Input data:

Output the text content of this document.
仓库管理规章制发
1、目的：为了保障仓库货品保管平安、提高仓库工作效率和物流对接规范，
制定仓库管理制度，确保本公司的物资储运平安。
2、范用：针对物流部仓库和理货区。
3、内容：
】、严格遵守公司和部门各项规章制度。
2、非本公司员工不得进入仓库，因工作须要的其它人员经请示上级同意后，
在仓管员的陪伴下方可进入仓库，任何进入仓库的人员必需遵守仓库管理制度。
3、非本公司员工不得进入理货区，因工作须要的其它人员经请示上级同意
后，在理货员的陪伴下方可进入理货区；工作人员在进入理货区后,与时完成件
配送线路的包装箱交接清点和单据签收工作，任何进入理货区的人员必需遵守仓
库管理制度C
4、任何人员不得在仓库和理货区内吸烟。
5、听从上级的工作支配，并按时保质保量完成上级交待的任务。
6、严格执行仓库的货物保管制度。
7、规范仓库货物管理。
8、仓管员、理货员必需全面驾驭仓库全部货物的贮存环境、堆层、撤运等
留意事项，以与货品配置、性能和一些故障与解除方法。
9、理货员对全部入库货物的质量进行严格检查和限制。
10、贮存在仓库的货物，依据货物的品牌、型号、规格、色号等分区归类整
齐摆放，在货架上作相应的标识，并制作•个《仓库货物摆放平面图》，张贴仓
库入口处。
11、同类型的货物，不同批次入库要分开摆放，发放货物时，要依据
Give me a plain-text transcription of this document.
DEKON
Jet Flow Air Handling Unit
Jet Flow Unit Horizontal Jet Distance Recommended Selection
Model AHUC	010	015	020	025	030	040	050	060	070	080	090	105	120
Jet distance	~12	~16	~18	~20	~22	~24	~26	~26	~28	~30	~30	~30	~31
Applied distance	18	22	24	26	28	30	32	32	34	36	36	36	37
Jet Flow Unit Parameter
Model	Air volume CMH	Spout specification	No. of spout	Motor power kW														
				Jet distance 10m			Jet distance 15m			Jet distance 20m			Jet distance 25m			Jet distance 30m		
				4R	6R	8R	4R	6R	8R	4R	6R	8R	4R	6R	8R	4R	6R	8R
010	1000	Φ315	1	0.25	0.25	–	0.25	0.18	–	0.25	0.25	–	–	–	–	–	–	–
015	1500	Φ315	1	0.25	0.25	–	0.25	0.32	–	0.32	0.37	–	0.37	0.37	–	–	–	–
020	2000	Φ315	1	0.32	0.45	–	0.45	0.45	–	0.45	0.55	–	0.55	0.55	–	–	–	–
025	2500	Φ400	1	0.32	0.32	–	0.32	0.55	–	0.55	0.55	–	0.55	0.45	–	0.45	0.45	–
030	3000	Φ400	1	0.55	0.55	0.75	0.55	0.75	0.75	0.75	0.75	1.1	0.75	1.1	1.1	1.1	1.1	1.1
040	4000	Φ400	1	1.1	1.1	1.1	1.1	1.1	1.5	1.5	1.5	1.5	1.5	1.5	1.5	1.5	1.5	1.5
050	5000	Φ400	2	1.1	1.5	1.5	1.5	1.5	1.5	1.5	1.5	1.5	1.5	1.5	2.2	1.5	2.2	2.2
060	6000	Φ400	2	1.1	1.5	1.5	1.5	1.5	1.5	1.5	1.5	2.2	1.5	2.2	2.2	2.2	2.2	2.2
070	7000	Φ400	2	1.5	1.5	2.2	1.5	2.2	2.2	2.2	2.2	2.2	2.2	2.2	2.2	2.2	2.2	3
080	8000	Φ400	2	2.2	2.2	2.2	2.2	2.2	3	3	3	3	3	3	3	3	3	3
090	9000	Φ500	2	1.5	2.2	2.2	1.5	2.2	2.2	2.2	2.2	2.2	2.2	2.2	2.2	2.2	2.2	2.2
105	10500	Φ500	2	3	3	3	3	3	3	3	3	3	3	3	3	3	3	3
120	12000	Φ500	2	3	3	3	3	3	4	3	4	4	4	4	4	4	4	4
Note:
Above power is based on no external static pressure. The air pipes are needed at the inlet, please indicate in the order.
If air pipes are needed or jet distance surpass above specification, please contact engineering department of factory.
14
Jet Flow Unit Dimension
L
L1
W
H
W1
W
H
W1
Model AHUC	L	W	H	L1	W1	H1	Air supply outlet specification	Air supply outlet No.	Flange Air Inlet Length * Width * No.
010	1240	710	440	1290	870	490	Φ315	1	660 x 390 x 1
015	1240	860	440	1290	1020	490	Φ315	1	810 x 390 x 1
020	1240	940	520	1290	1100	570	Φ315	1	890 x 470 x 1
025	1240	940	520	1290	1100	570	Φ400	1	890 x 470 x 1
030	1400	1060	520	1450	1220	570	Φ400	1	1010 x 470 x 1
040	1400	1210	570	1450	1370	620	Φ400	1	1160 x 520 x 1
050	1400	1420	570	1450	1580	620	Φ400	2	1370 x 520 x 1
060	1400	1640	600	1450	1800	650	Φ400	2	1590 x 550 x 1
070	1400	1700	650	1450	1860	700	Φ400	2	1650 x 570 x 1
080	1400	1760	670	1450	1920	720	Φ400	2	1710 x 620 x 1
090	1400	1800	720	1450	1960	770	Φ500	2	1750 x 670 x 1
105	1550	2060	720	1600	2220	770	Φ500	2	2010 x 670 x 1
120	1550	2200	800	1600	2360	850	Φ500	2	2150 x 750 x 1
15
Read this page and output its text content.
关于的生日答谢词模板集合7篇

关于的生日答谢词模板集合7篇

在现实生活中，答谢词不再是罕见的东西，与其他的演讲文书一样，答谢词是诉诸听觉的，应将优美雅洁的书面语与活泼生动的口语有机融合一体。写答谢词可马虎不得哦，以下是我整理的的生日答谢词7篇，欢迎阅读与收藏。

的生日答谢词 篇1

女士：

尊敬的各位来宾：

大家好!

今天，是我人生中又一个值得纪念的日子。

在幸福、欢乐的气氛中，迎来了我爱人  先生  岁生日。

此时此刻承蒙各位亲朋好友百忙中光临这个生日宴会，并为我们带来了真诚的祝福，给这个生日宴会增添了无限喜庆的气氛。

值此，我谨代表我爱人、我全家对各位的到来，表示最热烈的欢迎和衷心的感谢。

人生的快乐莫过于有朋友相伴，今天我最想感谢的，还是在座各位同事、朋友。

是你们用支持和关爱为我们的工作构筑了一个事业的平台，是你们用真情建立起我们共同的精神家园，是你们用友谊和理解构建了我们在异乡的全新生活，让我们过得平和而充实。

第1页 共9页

Your instructions:
Repeat every line of the records above exactly.

Task result:
Output the text content of this document.
仓库管理规章制发
1、目的：为了保障仓库货品保管平安、提高仓库工作效率和物流对接规范，
制定仓库管理制度，确保本公司的物资储运平安。
2、范用：针对物流部仓库和理货区。
3、内容：
】、严格遵守公司和部门各项规章制度。
2、非本公司员工不得进入仓库，因工作须要的其它人员经请示上级同意后，
在仓管员的陪伴下方可进入仓库，任何进入仓库的人员必需遵守仓库管理制度。
3、非本公司员工不得进入理货区，因工作须要的其它人员经请示上级同意
后，在理货员的陪伴下方可进入理货区；工作人员在进入理货区后,与时完成件
配送线路的包装箱交接清点和单据签收工作，任何进入理货区的人员必需遵守仓
库管理制度C
4、任何人员不得在仓库和理货区内吸烟。
5、听从上级的工作支配，并按时保质保量完成上级交待的任务。
6、严格执行仓库的货物保管制度。
7、规范仓库货物管理。
8、仓管员、理货员必需全面驾驭仓库全部货物的贮存环境、堆层、撤运等
留意事项，以与货品配置、性能和一些故障与解除方法。
9、理货员对全部入库货物的质量进行严格检查和限制。
10、贮存在仓库的货物，依据货物的品牌、型号、规格、色号等分区归类整
齐摆放，在货架上作相应的标识，并制作•个《仓库货物摆放平面图》，张贴仓
库入口处。
11、同类型的货物，不同批次入库要分开摆放，发放货物时，要依据
Give me a plain-text transcription of this document.
DEKON
Jet Flow Air Handling Unit
Jet Flow Unit Horizontal Jet Distance Recommended Selection
Model AHUC	010	015	020	025	030	040	050	060	070	080	090	105	120
Jet distance	~12	~16	~18	~20	~22	~24	~26	~26	~28	~30	~30	~30	~31
Applied distance	18	22	24	26	28	30	32	32	34	36	36	36	37
Jet Flow Unit Parameter
Model	Air volume CMH	Spout specification	No. of spout	Motor power kW														
				Jet distance 10m			Jet distance 15m			Jet distance 20m			Jet distance 25m			Jet distance 30m		
				4R	6R	8R	4R	6R	8R	4R	6R	8R	4R	6R	8R	4R	6R	8R
010	1000	Φ315	1	0.25	0.25	–	0.25	0.18	–	0.25	0.25	–	–	–	–	–	–	–
015	1500	Φ315	1	0.25	0.25	–	0.25	0.32	–	0.32	0.37	–	0.37	0.37	–	–	–	–
020	2000	Φ315	1	0.32	0.45	–	0.45	0.45	–	0.45	0.55	–	0.55	0.55	–	–	–	–
025	2500	Φ400	1	0.32	0.32	–	0.32	0.55	–	0.55	0.55	–	0.55	0.45	–	0.45	0.45	–
030	3000	Φ400	1	0.55	0.55	0.75	0.55	0.75	0.75	0.75	0.75	1.1	0.75	1.1	1.1	1.1	1.1	1.1
040	4000	Φ400	1	1.1	1.1	1.1	1.1	1.1	1.5	1.5	1.5	1.5	1.5	1.5	1.5	1.5	1.5	1.5
050	5000	Φ400	2	1.1	1.5	1.5	1.5	1.5	1.5	1.5	1.5	1.5	1.5	1.5	2.2	1.5	2.2	2.2
060	6000	Φ400	2	1.1	1.5	1.5	1.5	1.5	1.5	1.5	1.5	2.2	1.5	2.2	2.2	2.2	2.2	2.2
070	7000	Φ400	2	1.5	1.5	2.2	1.5	2.2	2.2	2.2	2.2	2.2	2.2	2.2	2.2	2.2	2.2	3
080	8000	Φ400	2	2.2	2.2	2.2	2.2	2.2	3	3	3	3	3	3	3	3	3	3
090	9000	Φ500	2	1.5	2.2	2.2	1.5	2.2	2.2	2.2	2.2	2.2	2.2	2.2	2.2	2.2	2.2	2.2
105	10500	Φ500	2	3	3	3	3	3	3	3	3	3	3	3	3	3	3	3
120	12000	Φ500	2	3	3	3	3	3	4	3	4	4	4	4	4	4	4	4
Note:
Above power is based on no external static pressure. The air pipes are needed at the inlet, please indicate in the order.
If air pipes are needed or jet distance surpass above specification, please contact engineering department of factory.
14
Jet Flow Unit Dimension
L
L1
W
H
W1
W
H
W1
Model AHUC	L	W	H	L1	W1	H1	Air supply outlet specification	Air supply outlet No.	Flange Air Inlet Length * Width * No.
010	1240	710	440	1290	870	490	Φ315	1	660 x 390 x 1
015	1240	860	440	1290	1020	490	Φ315	1	810 x 390 x 1
020	1240	940	520	1290	1100	570	Φ315	1	890 x 470 x 1
025	1240	940	520	1290	1100	570	Φ400	1	890 x 470 x 1
030	1400	1060	520	1450	1220	570	Φ400	1	1010 x 470 x 1
040	1400	1210	570	1450	1370	620	Φ400	1	1160 x 520 x 1
050	1400	1420	570	1450	1580	620	Φ400	2	1370 x 520 x 1
060	1400	1640	600	1450	1800	650	Φ400	2	1590 x 550 x 1
070	1400	1700	650	1450	1860	700	Φ400	2	1650 x 570 x 1
080	1400	1760	670	1450	1920	720	Φ400	2	1710 x 620 x 1
090	1400	1800	720	1450	1960	770	Φ500	2	1750 x 670 x 1
105	1550	2060	720	1600	2220	770	Φ500	2	2010 x 670 x 1
120	1550	2200	800	1600	2360	850	Φ500	2	2150 x 750 x 1
15
Read this page and output its text content.
关于的生日答谢词模板集合7篇

关于的生日答谢词模板集合7篇

在现实生活中，答谢词不再是罕见的东西，与其他的演讲文书一样，答谢词是诉诸听觉的，应将优美雅洁的书面语与活泼生动的口语有机融合一体。写答谢词可马虎不得哦，以下是我整理的的生日答谢词7篇，欢迎阅读与收藏。

的生日答谢词 篇1

女士：

尊敬的各位来宾：

大家好!

今天，是我人生中又一个值得纪念的日子。

在幸福、欢乐的气氛中，迎来了我爱人  先生  岁生日。

此时此刻承蒙各位亲朋好友百忙中光临这个生日宴会，并为我们带来了真诚的祝福，给这个生日宴会增添了无限喜庆的气氛。

值此，我谨代表我爱人、我全家对各位的到来，表示最热烈的欢迎和衷心的感谢。

人生的快乐莫过于有朋友相伴，今天我最想感谢的，还是在座各位同事、朋友。

是你们用支持和关爱为我们的工作构筑了一个事业的平台，是你们用真情建立起我们共同的精神家园，是你们用友谊和理解构建了我们在异乡的全新生活，让我们过得平和而充实。

第1页 共9页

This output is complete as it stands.